Stated exercise
Retype the records below exactly as they appear.

— Start —

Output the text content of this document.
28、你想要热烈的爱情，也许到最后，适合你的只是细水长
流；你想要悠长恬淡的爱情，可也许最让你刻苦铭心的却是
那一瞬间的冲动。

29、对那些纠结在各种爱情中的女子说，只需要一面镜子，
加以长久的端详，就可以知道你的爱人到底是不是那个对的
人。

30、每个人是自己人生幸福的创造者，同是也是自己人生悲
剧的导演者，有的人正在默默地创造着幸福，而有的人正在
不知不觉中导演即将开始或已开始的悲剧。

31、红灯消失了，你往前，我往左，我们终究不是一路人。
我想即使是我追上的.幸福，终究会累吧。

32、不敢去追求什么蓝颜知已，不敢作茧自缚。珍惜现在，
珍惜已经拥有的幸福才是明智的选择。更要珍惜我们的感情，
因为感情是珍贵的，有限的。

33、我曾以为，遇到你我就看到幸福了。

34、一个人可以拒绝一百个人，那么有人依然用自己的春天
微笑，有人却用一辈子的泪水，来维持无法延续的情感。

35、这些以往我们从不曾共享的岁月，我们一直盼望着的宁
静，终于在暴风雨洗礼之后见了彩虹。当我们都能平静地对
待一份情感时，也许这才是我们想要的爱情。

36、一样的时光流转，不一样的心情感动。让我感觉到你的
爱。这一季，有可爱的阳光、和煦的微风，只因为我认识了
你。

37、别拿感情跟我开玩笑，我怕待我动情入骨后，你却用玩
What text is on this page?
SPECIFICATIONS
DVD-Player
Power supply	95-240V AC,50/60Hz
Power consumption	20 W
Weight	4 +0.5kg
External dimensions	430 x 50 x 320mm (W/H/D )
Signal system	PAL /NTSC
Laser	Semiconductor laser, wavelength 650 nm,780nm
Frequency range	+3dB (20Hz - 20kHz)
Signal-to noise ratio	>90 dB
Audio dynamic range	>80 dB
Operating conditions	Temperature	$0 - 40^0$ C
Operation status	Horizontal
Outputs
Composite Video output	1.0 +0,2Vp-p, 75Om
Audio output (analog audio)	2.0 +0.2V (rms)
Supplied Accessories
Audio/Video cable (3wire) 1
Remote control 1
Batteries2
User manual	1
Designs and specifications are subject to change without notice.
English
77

— End —

Final result
Output the text content of this document.
28、你想要热烈的爱情，也许到最后，适合你的只是细水长
流；你想要悠长恬淡的爱情，可也许最让你刻苦铭心的却是
那一瞬间的冲动。

29、对那些纠结在各种爱情中的女子说，只需要一面镜子，
加以长久的端详，就可以知道你的爱人到底是不是那个对的
人。

30、每个人是自己人生幸福的创造者，同是也是自己人生悲
剧的导演者，有的人正在默默地创造着幸福，而有的人正在
不知不觉中导演即将开始或已开始的悲剧。

31、红灯消失了，你往前，我往左，我们终究不是一路人。
我想即使是我追上的.幸福，终究会累吧。

32、不敢去追求什么蓝颜知已，不敢作茧自缚。珍惜现在，
珍惜已经拥有的幸福才是明智的选择。更要珍惜我们的感情，
因为感情是珍贵的，有限的。

33、我曾以为，遇到你我就看到幸福了。

34、一个人可以拒绝一百个人，那么有人依然用自己的春天
微笑，有人却用一辈子的泪水，来维持无法延续的情感。

35、这些以往我们从不曾共享的岁月，我们一直盼望着的宁
静，终于在暴风雨洗礼之后见了彩虹。当我们都能平静地对
待一份情感时，也许这才是我们想要的爱情。

36、一样的时光流转，不一样的心情感动。让我感觉到你的
爱。这一季，有可爱的阳光、和煦的微风，只因为我认识了
你。

37、别拿感情跟我开玩笑，我怕待我动情入骨后，你却用玩
What text is on this page?
SPECIFICATIONS
DVD-Player
Power supply	95-240V AC,50/60Hz
Power consumption	20 W
Weight	4 +0.5kg
External dimensions	430 x 50 x 320mm (W/H/D )
Signal system	PAL /NTSC
Laser	Semiconductor laser, wavelength 650 nm,780nm
Frequency range	+3dB (20Hz - 20kHz)
Signal-to noise ratio	>90 dB
Audio dynamic range	>80 dB
Operating conditions	Temperature	$0 - 40^0$ C
Operation status	Horizontal
Outputs
Composite Video output	1.0 +0,2Vp-p, 75Om
Audio output (analog audio)	2.0 +0.2V (rms)
Supplied Accessories
Audio/Video cable (3wire) 1
Remote control 1
Batteries2
User manual	1
Designs and specifications are subject to change without notice.
English
77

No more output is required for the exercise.